_PROMPT_
Find how many lines hold the word "with". Give only the number.

_SUPPLIED INFORMATION_

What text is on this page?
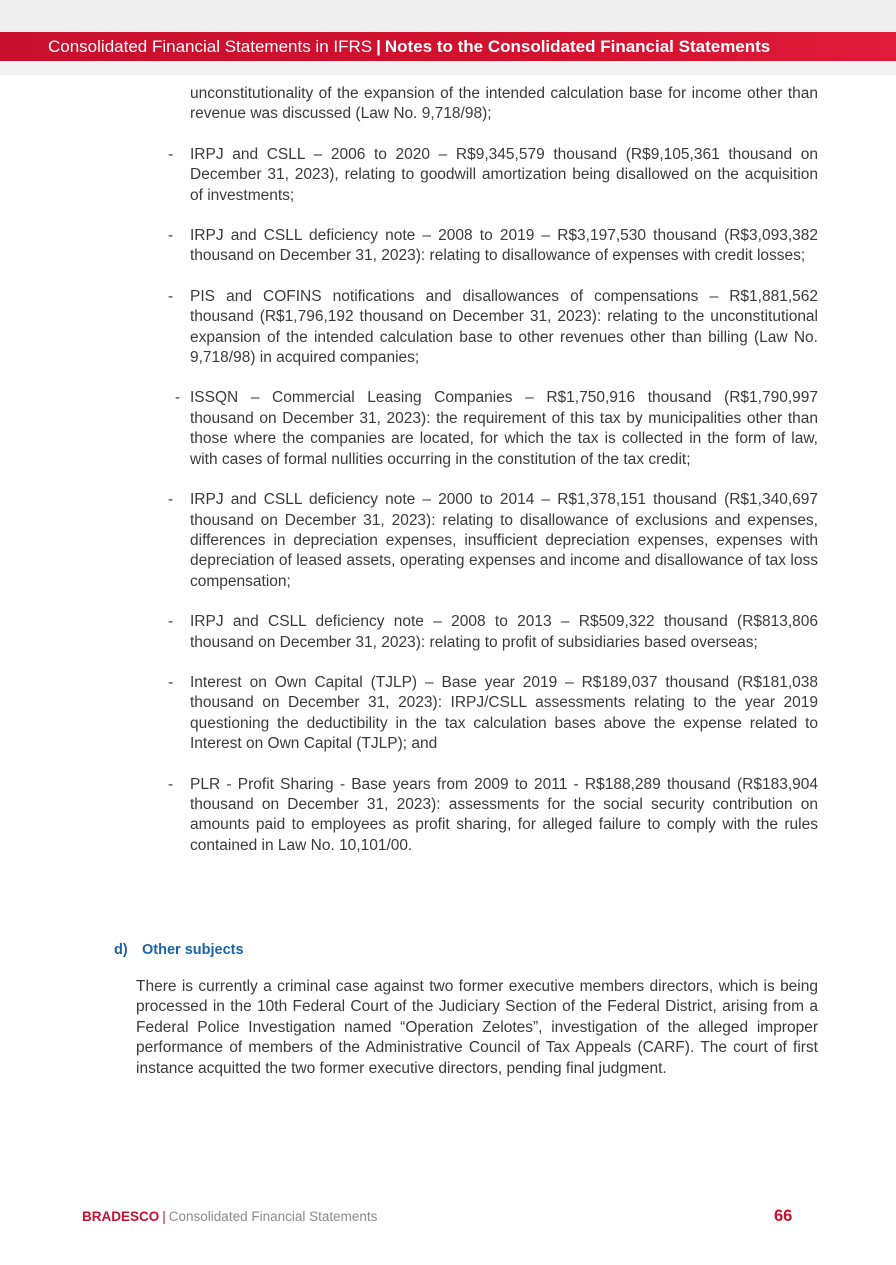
Consolidated Financial Statements in IFRS | Notes to the Consolidated Financial Statements
unconstitutionality of the expansion of the intended calculation base for income other than revenue was discussed (Law No. 9,718/98);
- IRPJ and CSLL – 2006 to 2020 – R$9,345,579 thousand (R$9,105,361 thousand on December 31, 2023), relating to goodwill amortization being disallowed on the acquisition of investments;
- IRPJ and CSLL deficiency note – 2008 to 2019 – R$3,197,530 thousand (R$3,093,382 thousand on December 31, 2023): relating to disallowance of expenses with credit losses;
- PIS and COFINS notifications and disallowances of compensations – R$1,881,562 thousand (R$1,796,192 thousand on December 31, 2023): relating to the unconstitutional expansion of the intended calculation base to other revenues other than billing (Law No. 9,718/98) in acquired companies;
- ISSQN – Commercial Leasing Companies – R$1,750,916 thousand (R$1,790,997 thousand on December 31, 2023): the requirement of this tax by municipalities other than those where the companies are located, for which the tax is collected in the form of law, with cases of formal nullities occurring in the constitution of the tax credit;
- IRPJ and CSLL deficiency note – 2000 to 2014 – R$1,378,151 thousand (R$1,340,697 thousand on December 31, 2023): relating to disallowance of exclusions and expenses, differences in depreciation expenses, insufficient depreciation expenses, expenses with depreciation of leased assets, operating expenses and income and disallowance of tax loss compensation;
- IRPJ and CSLL deficiency note – 2008 to 2013 – R$509,322 thousand (R$813,806 thousand on December 31, 2023): relating to profit of subsidiaries based overseas;
- Interest on Own Capital (TJLP) – Base year 2019 – R$189,037 thousand (R$181,038 thousand on December 31, 2023): IRPJ/CSLL assessments relating to the year 2019 questioning the deductibility in the tax calculation bases above the expense related to Interest on Own Capital (TJLP); and
- PLR - Profit Sharing - Base years from 2009 to 2011 - R$188,289 thousand (R$183,904 thousand on December 31, 2023): assessments for the social security contribution on amounts paid to employees as profit sharing, for alleged failure to comply with the rules contained in Law No. 10,101/00.
d) Other subjects
There is currently a criminal case against two former executive members directors, which is being processed in the 10th Federal Court of the Judiciary Section of the Federal District, arising from a Federal Police Investigation named “Operation Zelotes”, investigation of the alleged improper performance of members of the Administrative Council of Tax Appeals (CARF). The court of first instance acquitted the two former executive directors, pending final judgment.
BRADESCO | Consolidated Financial Statements	66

_TASK SOLUTION_
4